Фрагмент текста:
====================
В. Злобин, который впоследствии на протяжении десятилетий будет известен как друг и секретарь З. Гиппиус и Д. Мережковского, никогда не забудет, что именно Оцуп в 1916 году ввел его к Мережковским на знаменитые «воскресенья», собиравшиеся на Сергиевской, 83.

В конце 1918 года Максим Горький приглашает Оцупа на работу в издательство «Всемирная литература». Издательство было призвано познакомить русского читателя с наиболее значительными произведениями Художественного творчества всех времен и народов. Главным редактором переводов французских и английских поэтов был приглашен Н. Гумилев. Первые его переводы вышли уже в 1919 году. Блок заведовал немецким отделом. Так состоялось личное знакомство Оцупа с Блоком и Гумилевым. При последней встрече Злобина с Оцупом в России после Октябрьской революции (Злобин уехал в эмиграцию в декабре 1919 года) Н. Оцуп показал ему альбом с автографом Блока, с которым был на «дружеской ноге»:

Пушкин, тайную свободу

Пели мы вослед тебе.

Дай нам руку в непогоду,

Помоги в глухой борьбе.

«Был он на «дружеской ноге» и с Гумилевым», — отмечает Злобин. Правда, личные отношения Оцупа с Гумилевым были куда теснее. Оба царскосельца давно знали друг друга через третьих лиц, и Гумилев был автором лестной рецензии на первый самостоятельный студенческий альманах «Арион», выпущенный совместно Н. А. Оцупом и Вс. А. Рождественским, его тогдашним неизменным спутником. Именно весь «трепетавший» Вс. Рождественский впервые представил его «мэтру» в начале 1918 года. Далее рассказывает сам Оцуп: «В 1918–1921 годах не было, вероятно, среди русских поэтов никого равного Гумилеву в динамизме непрерывной и самой разнообразной литературной работы. Именно тогда мне привелось близко его узнать. Знакомство наше быстро перешло в дружбу. Он предложил мне помочь ему восстановить „Цех поэтов” и быть с ним соредактором сборников „Цеха”». Естественно, второй «Цех», основанный в 1919 году, имел мало общего с первым, возникшим в 1911 году в противовес символистам и просуществовавшим до 1914 года.
====================
Условие задания 1: Воспроизведите без изменений часть фрагмента об Оцупе, начиная с «В. Злобин, который» и заканчивая «на Сергиевской, 83.» включительно.
Фрагмент и записи между собой никак не связаны.
====================
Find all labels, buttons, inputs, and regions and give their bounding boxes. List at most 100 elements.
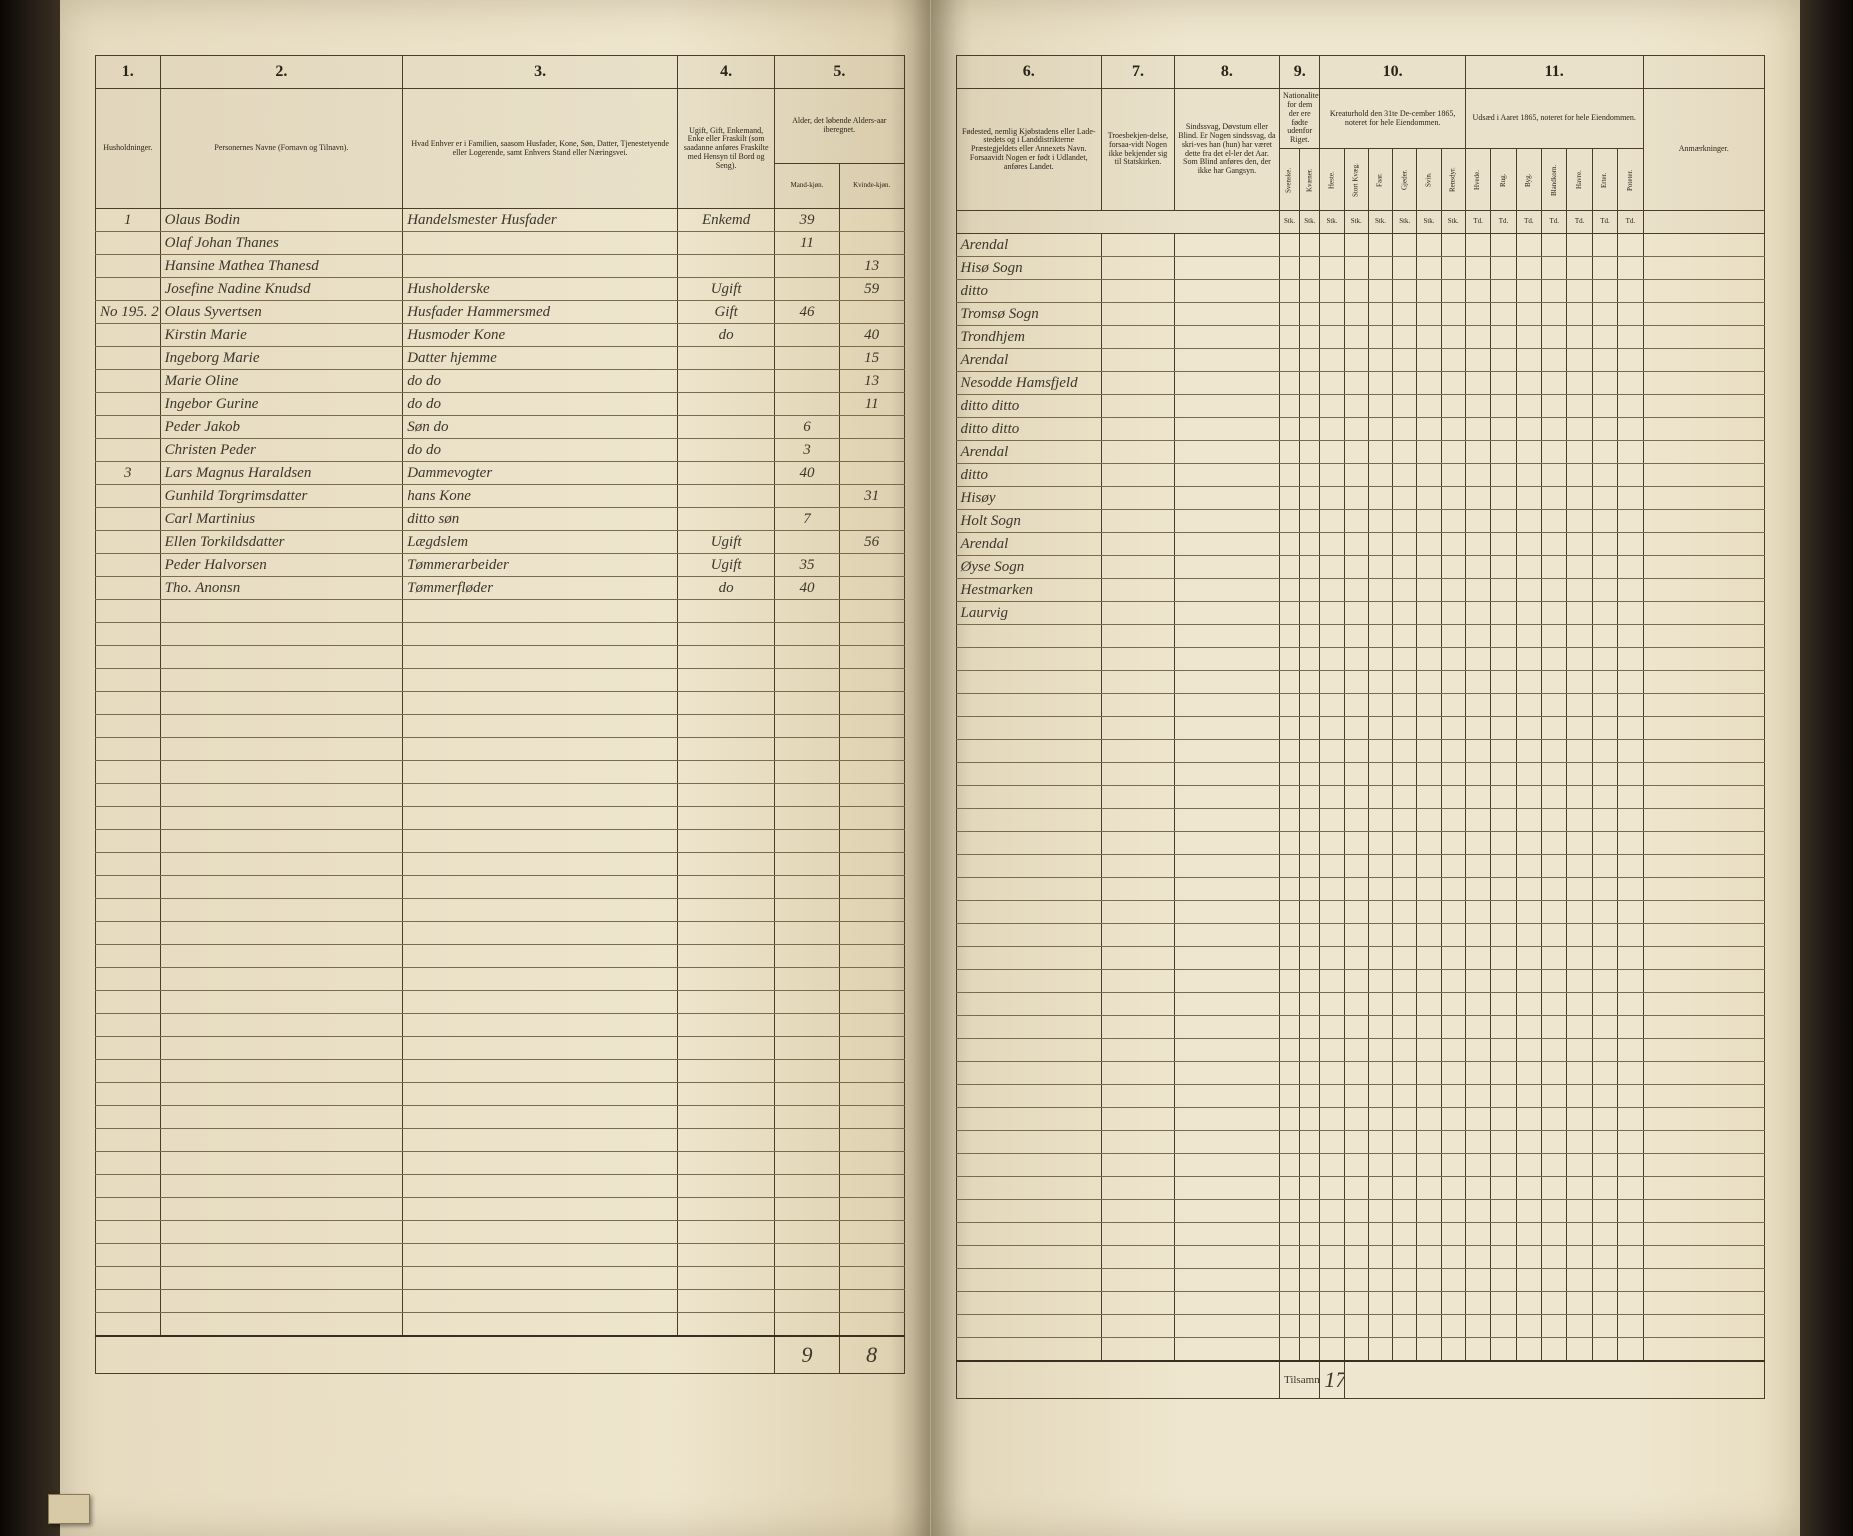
cell-empty [1618, 234, 1643, 257]
table-row-blank [956, 1338, 1765, 1362]
cell-empty [1417, 556, 1441, 579]
cell-name: Ingebor Gurine [160, 393, 403, 416]
right-table-head: 6. 7. 8. 9. 10. 11. Fødested, nemlig Kjø… [956, 56, 1765, 234]
cell-empty [1102, 326, 1175, 349]
cell-status: Ugift [678, 554, 775, 577]
cell-empty [1300, 257, 1320, 280]
cell-empty [1368, 418, 1392, 441]
cell-empty [1174, 510, 1279, 533]
unit-stk: Stk. [1417, 211, 1441, 234]
table-row: Trondhjem [956, 326, 1765, 349]
cell-empty [1465, 257, 1490, 280]
col-num-11: 11. [1465, 56, 1643, 89]
cell-empty [1441, 395, 1465, 418]
cell-empty [1368, 533, 1392, 556]
cell-household [95, 508, 160, 531]
table-row-blank [95, 1129, 904, 1152]
cell-empty [1542, 464, 1567, 487]
cell-status [678, 255, 775, 278]
cell-age-f [839, 439, 904, 462]
table-row-blank [956, 1016, 1765, 1039]
cell-empty [1618, 349, 1643, 372]
cell-empty [1643, 487, 1765, 510]
left-sheet: 1. 2. 3. 4. 5. Husholdninger. Personerne… [95, 55, 905, 1481]
cell-empty [1465, 533, 1490, 556]
table-row-blank [95, 968, 904, 991]
cell-empty [1368, 257, 1392, 280]
table-row-blank [956, 970, 1765, 993]
table-row: Josefine Nadine KnudsdHusholderskeUgift5… [95, 278, 904, 301]
cell-empty [1417, 234, 1441, 257]
cell-empty [1300, 602, 1320, 625]
col-num-2: 2. [160, 56, 403, 89]
table-row-blank [956, 740, 1765, 763]
cell-household [95, 255, 160, 278]
cell-age-f [839, 209, 904, 232]
cell-empty [1344, 326, 1368, 349]
cell-empty [1465, 418, 1490, 441]
cell-age-f [839, 301, 904, 324]
cell-empty [1344, 464, 1368, 487]
cell-empty [1102, 257, 1175, 280]
cell-empty [1300, 579, 1320, 602]
cell-empty [1516, 464, 1541, 487]
cell-empty [1618, 257, 1643, 280]
cell-empty [1320, 602, 1344, 625]
cell-empty [1643, 234, 1765, 257]
unit-td: Td. [1542, 211, 1567, 234]
cell-birthplace: Øyse Sogn [956, 556, 1102, 579]
col-sub-5b: Kvinde-kjøn. [839, 164, 904, 209]
cell-name: Olaus Syvertsen [160, 301, 403, 324]
cell-empty [1300, 303, 1320, 326]
cell-empty [1441, 487, 1465, 510]
cell-empty [1320, 579, 1344, 602]
cell-empty [1393, 441, 1417, 464]
cell-birthplace: Arendal [956, 441, 1102, 464]
cell-empty [1300, 533, 1320, 556]
cell-age-m: 35 [775, 554, 840, 577]
col-num-4: 4. [678, 56, 775, 89]
cell-empty [1592, 349, 1617, 372]
table-row-blank [956, 809, 1765, 832]
left-page: 1. 2. 3. 4. 5. Husholdninger. Personerne… [60, 0, 931, 1536]
book-binding [0, 0, 60, 1536]
total-female: 8 [839, 1336, 904, 1374]
table-row: Arendal [956, 349, 1765, 372]
cell-empty [1344, 487, 1368, 510]
cell-empty [1491, 464, 1516, 487]
cell-role: do do [403, 370, 678, 393]
cell-age-f [839, 416, 904, 439]
cell-age-f: 11 [839, 393, 904, 416]
cell-empty [1417, 280, 1441, 303]
cell-empty [1174, 487, 1279, 510]
cell-status [678, 393, 775, 416]
cell-household: 1 [95, 209, 160, 232]
cell-household [95, 531, 160, 554]
cell-role: Lægdslem [403, 531, 678, 554]
cell-empty [1393, 326, 1417, 349]
cell-role: do do [403, 393, 678, 416]
cell-empty [1320, 395, 1344, 418]
cell-empty [1592, 602, 1617, 625]
table-row-blank [95, 1060, 904, 1083]
cell-empty [1441, 556, 1465, 579]
unit-stk: Stk. [1300, 211, 1320, 234]
cell-empty [1393, 487, 1417, 510]
cell-age-m: 3 [775, 439, 840, 462]
col10-sub: Gjeder. [1393, 149, 1417, 211]
cell-empty [1491, 303, 1516, 326]
cell-empty [1542, 510, 1567, 533]
col-num-9: 9. [1279, 56, 1319, 89]
cell-empty [1643, 441, 1765, 464]
table-row-blank [95, 623, 904, 646]
cell-empty [1567, 280, 1592, 303]
cell-empty [1618, 280, 1643, 303]
cell-empty [1542, 234, 1567, 257]
cell-empty [1174, 441, 1279, 464]
cell-age-m: 46 [775, 301, 840, 324]
table-row-blank [95, 876, 904, 899]
cell-empty [1542, 487, 1567, 510]
cell-empty [1567, 602, 1592, 625]
table-row-blank [95, 1290, 904, 1313]
totals-spacer [95, 1336, 774, 1374]
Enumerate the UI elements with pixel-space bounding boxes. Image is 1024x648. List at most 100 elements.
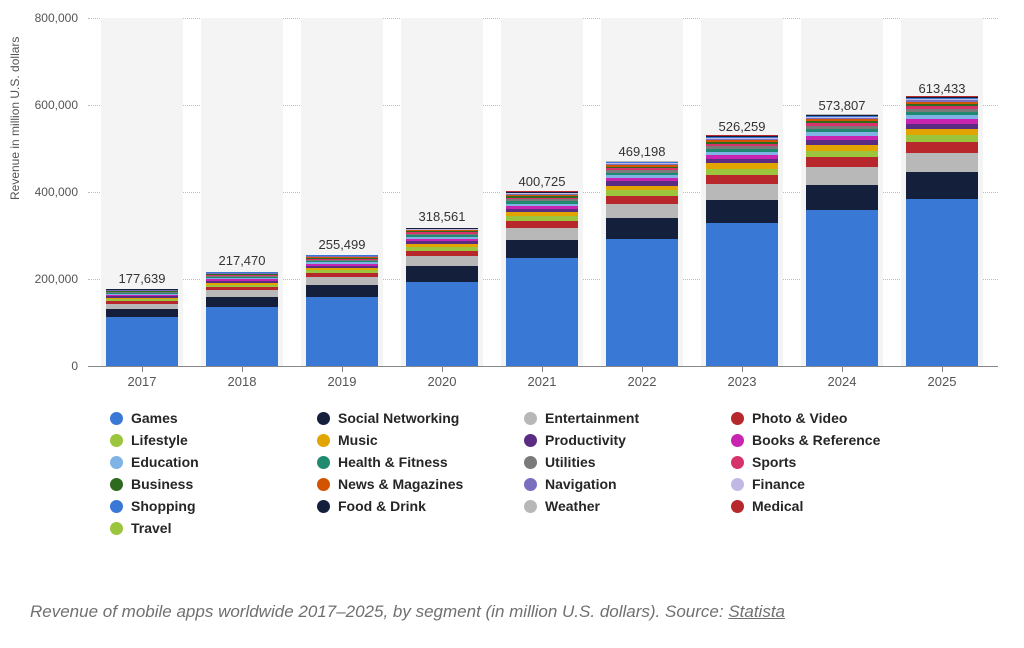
x-tick (542, 366, 543, 372)
legend-label: Social Networking (338, 410, 459, 426)
bar-segment-social (106, 309, 178, 317)
bar-total-label: 255,499 (282, 237, 402, 252)
bar-segment-social (906, 172, 978, 199)
legend-label: Travel (131, 520, 171, 536)
x-tick (342, 366, 343, 372)
x-axis-label: 2019 (328, 374, 357, 389)
bar-segment-photo (606, 196, 678, 204)
bar-segment-games (806, 210, 878, 366)
bar-segment-social (506, 240, 578, 258)
legend-label: Health & Fitness (338, 454, 448, 470)
bar-segment-photo (506, 221, 578, 228)
legend-swatch (731, 478, 744, 491)
legend-item-lifestyle: Lifestyle (110, 432, 309, 448)
bar-segment-lifestyle (906, 135, 978, 142)
caption: Revenue of mobile apps worldwide 2017–20… (30, 602, 994, 622)
bar-segment-social (306, 285, 378, 297)
legend-swatch (110, 412, 123, 425)
bar-segment-social (406, 266, 478, 282)
bar (406, 227, 478, 366)
bar-segment-games (706, 223, 778, 366)
legend-label: Lifestyle (131, 432, 188, 448)
legend-label: Weather (545, 498, 600, 514)
x-tick (642, 366, 643, 372)
legend-label: Entertainment (545, 410, 639, 426)
x-axis-labels: 201720182019202020212022202320242025 (88, 366, 998, 394)
y-tick-label: 800,000 (0, 11, 78, 25)
x-axis-label: 2023 (728, 374, 757, 389)
legend-item-education: Education (110, 454, 309, 470)
legend-label: Finance (752, 476, 805, 492)
legend-label: Music (338, 432, 378, 448)
x-axis-label: 2021 (528, 374, 557, 389)
x-tick (842, 366, 843, 372)
bar-segment-games (206, 307, 278, 366)
legend-item-shopping: Shopping (110, 498, 309, 514)
legend-item-business: Business (110, 476, 309, 492)
bar-segment-entertainment (606, 204, 678, 218)
x-axis-label: 2020 (428, 374, 457, 389)
legend-item-weather: Weather (524, 498, 723, 514)
legend-item-travel: Travel (110, 520, 309, 536)
bar-segment-games (306, 297, 378, 366)
bar (206, 271, 278, 366)
bar-segment-social (806, 185, 878, 211)
bar-segment-social (606, 218, 678, 239)
bar-total-label: 318,561 (382, 209, 502, 224)
legend-swatch (110, 434, 123, 447)
legend-label: Sports (752, 454, 796, 470)
legend-label: Games (131, 410, 178, 426)
y-tick-label: 0 (0, 359, 78, 373)
legend-swatch (731, 456, 744, 469)
x-axis-label: 2024 (828, 374, 857, 389)
legend-swatch (317, 478, 330, 491)
legend-item-books: Books & Reference (731, 432, 930, 448)
bar-total-label: 573,807 (782, 98, 902, 113)
bar (506, 191, 578, 366)
bar-segment-entertainment (806, 167, 878, 184)
legend-swatch (110, 478, 123, 491)
legend-label: News & Magazines (338, 476, 463, 492)
bar-segment-social (206, 297, 278, 307)
legend-item-medical: Medical (731, 498, 930, 514)
y-axis-label: Revenue in million U.S. dollars (8, 37, 22, 200)
bar-segment-entertainment (306, 277, 378, 285)
bar-segment-entertainment (506, 228, 578, 240)
bar-total-label: 469,198 (582, 144, 702, 159)
chart-container: Revenue in million U.S. dollars 177,6392… (0, 0, 1024, 648)
bar-total-label: 526,259 (682, 119, 802, 134)
bar-segment-games (106, 317, 178, 366)
legend-swatch (110, 456, 123, 469)
legend-swatch (524, 478, 537, 491)
x-tick (142, 366, 143, 372)
legend-label: Navigation (545, 476, 617, 492)
x-axis-label: 2022 (628, 374, 657, 389)
bar (706, 134, 778, 366)
x-tick (442, 366, 443, 372)
bar-segment-games (506, 258, 578, 366)
legend-item-navigation: Navigation (524, 476, 723, 492)
legend-item-productivity: Productivity (524, 432, 723, 448)
bar (306, 254, 378, 366)
x-axis-label: 2025 (928, 374, 957, 389)
legend-swatch (317, 500, 330, 513)
legend-swatch (317, 412, 330, 425)
x-tick (942, 366, 943, 372)
legend-swatch (317, 456, 330, 469)
legend-item-news: News & Magazines (317, 476, 516, 492)
legend-item-food: Food & Drink (317, 498, 516, 514)
caption-source-link[interactable]: Statista (728, 602, 785, 621)
bar-total-label: 400,725 (482, 174, 602, 189)
bar-total-label: 217,470 (182, 253, 302, 268)
legend-swatch (524, 434, 537, 447)
bar (606, 161, 678, 366)
legend-item-photo: Photo & Video (731, 410, 930, 426)
legend-swatch (731, 500, 744, 513)
legend-label: Food & Drink (338, 498, 426, 514)
bar-segment-photo (706, 175, 778, 184)
legend-item-sports: Sports (731, 454, 930, 470)
bar-segment-games (606, 239, 678, 366)
legend-label: Utilities (545, 454, 596, 470)
legend: Games Social Networking Entertainment Photo… (110, 410, 930, 536)
legend-swatch (110, 500, 123, 513)
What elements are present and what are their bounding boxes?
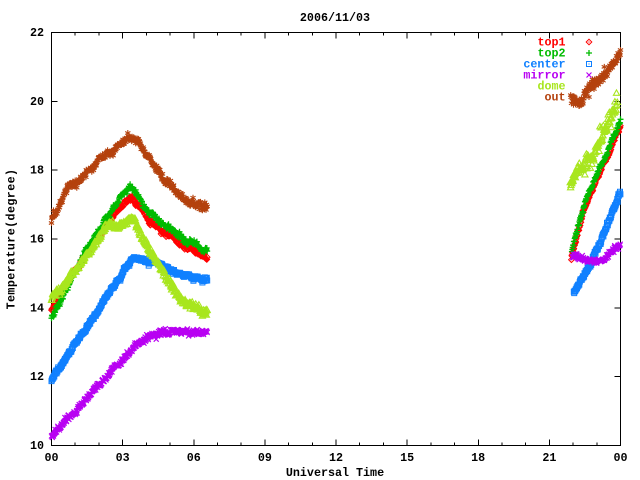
====================
Условие задания 2: Перепишите только строки записей от строки с «x-tick (542, 366, 543, 372)» до строки с «x-axis-label: 2021 (528, 374, 557, 389)» включительно, заменив в них «legend-swatch» на «legend-color». Всё остальное оставьте как есть.

Полный ответ 1:
В. Злобин, который впоследствии на протяжении десятилетий будет известен как друг и секретарь З. Гиппиус и Д. Мережковского, никогда не забудет, что именно Оцуп в 1916 году ввел его к Мережковским на знаменитые «воскресенья», собиравшиеся на Сергиевской, 83.

Полный ответ 2:
x-tick (542, 366, 543, 372)
legend-label: Social Networking (338, 410, 459, 426)
bar-segment-social (106, 309, 178, 317)
bar-total-label: 255,499 (282, 237, 402, 252)
bar-segment-social (906, 172, 978, 199)
legend-label: Travel (131, 520, 171, 536)
x-tick (342, 366, 343, 372)
x-axis-label: 2019 (328, 374, 357, 389)
bar-segment-photo (606, 196, 678, 204)
bar-segment-games (806, 210, 878, 366)
bar-segment-social (506, 240, 578, 258)
legend-label: Health & Fitness (338, 454, 448, 470)
bar-segment-photo (506, 221, 578, 228)
legend-color (731, 478, 744, 491)
legend-item-lifestyle: Lifestyle (110, 432, 309, 448)
bar-segment-lifestyle (906, 135, 978, 142)
caption: Revenue of mobile apps worldwide 2017–20… (30, 602, 994, 622)
bar-segment-social (306, 285, 378, 297)
legend-color (110, 412, 123, 425)
bar-segment-social (406, 266, 478, 282)
bar (406, 227, 478, 366)
bar-segment-games (706, 223, 778, 366)
legend-label: Lifestyle (131, 432, 188, 448)
legend-label: Weather (545, 498, 600, 514)
x-tick (642, 366, 643, 372)
legend-label: Entertainment (545, 410, 639, 426)
x-axis-labels: 201720182019202020212022202320242025 (88, 366, 998, 394)
y-tick-label: 800,000 (0, 11, 78, 25)
x-axis-label: 2023 (728, 374, 757, 389)
legend-item-education: Education (110, 454, 309, 470)
legend-label: Finance (752, 476, 805, 492)
legend-label: Music (338, 432, 378, 448)
x-axis-label: 2021 (528, 374, 557, 389)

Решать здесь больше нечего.